### WHAT YOU SHOULD DO:
Tally the lines below that contain the string "CLOSE", treating uppercase and lowercase as different. Reply with the number alone.

Start of DATASET EXCERPTS

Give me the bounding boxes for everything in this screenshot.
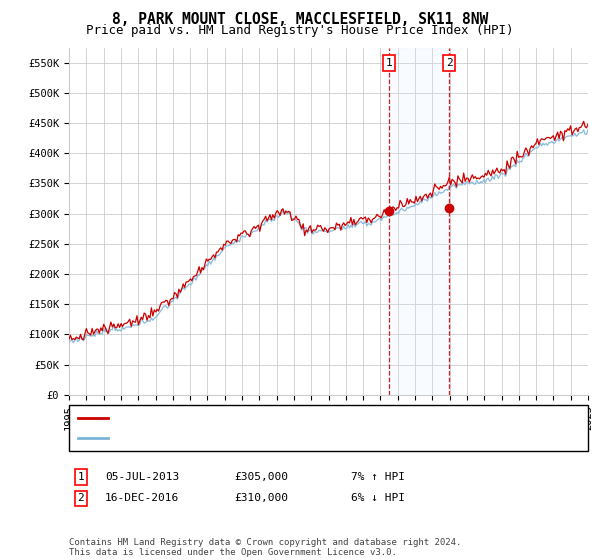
Text: 05-JUL-2013: 05-JUL-2013	[105, 472, 179, 482]
Text: HPI: Average price, detached house, Cheshire East: HPI: Average price, detached house, Ches…	[114, 433, 420, 443]
Text: £310,000: £310,000	[234, 493, 288, 503]
Text: Contains HM Land Registry data © Crown copyright and database right 2024.
This d: Contains HM Land Registry data © Crown c…	[69, 538, 461, 557]
Text: 7% ↑ HPI: 7% ↑ HPI	[351, 472, 405, 482]
Text: 1: 1	[386, 58, 392, 68]
Text: 1: 1	[77, 472, 85, 482]
Bar	[389, 48, 449, 395]
Text: 8, PARK MOUNT CLOSE, MACCLESFIELD, SK11 8NW: 8, PARK MOUNT CLOSE, MACCLESFIELD, SK11 …	[112, 12, 488, 27]
Text: 8, PARK MOUNT CLOSE, MACCLESFIELD, SK11 8NW (detached house): 8, PARK MOUNT CLOSE, MACCLESFIELD, SK11 …	[114, 413, 489, 423]
Text: 6% ↓ HPI: 6% ↓ HPI	[351, 493, 405, 503]
Text: 2: 2	[77, 493, 85, 503]
Text: 2: 2	[446, 58, 452, 68]
Text: 16-DEC-2016: 16-DEC-2016	[105, 493, 179, 503]
Text: Price paid vs. HM Land Registry's House Price Index (HPI): Price paid vs. HM Land Registry's House …	[86, 24, 514, 36]
Text: £305,000: £305,000	[234, 472, 288, 482]
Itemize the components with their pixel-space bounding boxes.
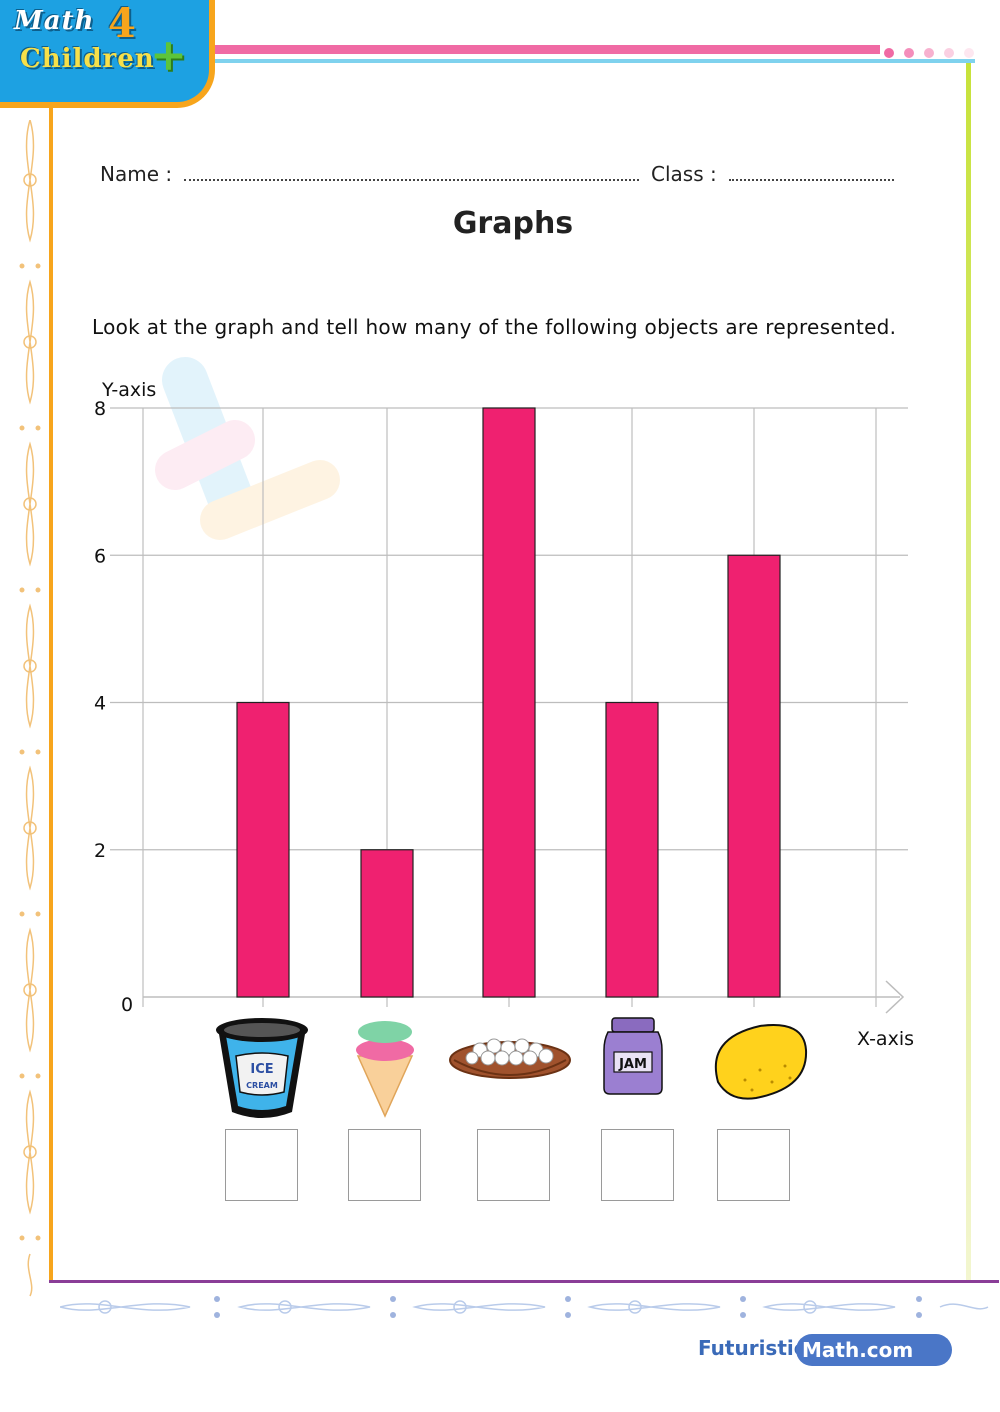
y-tick-label-0: 0: [121, 994, 133, 1016]
ice-cream-cone-icon: [356, 1021, 414, 1118]
bar-ice-cream-tub: [236, 701, 290, 998]
logo-number: 4: [108, 0, 137, 47]
bottom-purple-rule: [49, 1280, 999, 1283]
jar-label: JAM: [618, 1057, 647, 1072]
y-tick-labels: 0 2 4 6 8: [94, 398, 133, 1016]
tub-label-cream: CREAM: [246, 1081, 278, 1090]
bar-ice-cream-cone: [360, 849, 414, 998]
answer-box-4[interactable]: [601, 1129, 674, 1201]
class-label: Class :: [651, 162, 717, 186]
x-axis-label: X-axis: [857, 1028, 914, 1050]
logo-plus-icon: +: [150, 30, 188, 81]
answer-box-3[interactable]: [477, 1129, 550, 1201]
tub-label-ice: ICE: [250, 1062, 273, 1077]
bottom-ornament-border: [60, 1296, 989, 1318]
class-field-row: Class :: [651, 162, 895, 186]
name-label: Name :: [100, 162, 173, 186]
chart-bars: [236, 407, 781, 998]
y-axis-label: Y-axis: [101, 379, 156, 401]
watermark-logo: [155, 357, 340, 540]
ice-cream-tub-icon: ICE CREAM: [216, 1018, 308, 1118]
x-axis-arrow-icon: [885, 980, 905, 1014]
left-orange-rule: [49, 105, 53, 1283]
name-input-line[interactable]: [184, 163, 640, 181]
brand-text-math-com: Math.com: [796, 1334, 952, 1366]
y-tick-label-2: 2: [94, 840, 106, 862]
y-tick-label-4: 4: [94, 693, 106, 715]
name-field-row: Name :: [100, 162, 640, 186]
top-dots-decoration: [884, 43, 984, 62]
bar-lemon: [727, 554, 781, 998]
y-tick-label-8: 8: [94, 398, 106, 420]
jam-jar-icon: JAM: [603, 1017, 663, 1095]
answer-box-2[interactable]: [348, 1129, 421, 1201]
top-pink-rule: [215, 45, 880, 54]
class-input-line[interactable]: [729, 163, 895, 181]
answer-box-5[interactable]: [717, 1129, 790, 1201]
lemon-icon: [714, 1024, 808, 1100]
bar-jam-jar: [605, 701, 659, 998]
egg-nest-icon: [449, 1038, 571, 1079]
instruction-text: Look at the graph and tell how many of t…: [92, 315, 897, 339]
y-tick-label-6: 6: [94, 545, 106, 567]
page-title: Graphs: [452, 206, 574, 241]
bar-nest-of-eggs: [482, 407, 536, 998]
top-blue-rule: [215, 59, 975, 63]
site-logo: Math Children 4 +: [0, 0, 215, 108]
brand-text-futuristic: Futuristic: [698, 1336, 806, 1360]
answer-box-1[interactable]: [225, 1129, 298, 1201]
logo-text-math: Math: [14, 6, 95, 36]
left-ornament-border: [19, 120, 41, 1297]
logo-text-children: Children: [20, 44, 155, 74]
right-green-rule: [966, 63, 971, 1281]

End of DATASET EXCERPTS

### WRITTEN SOLUTION:
2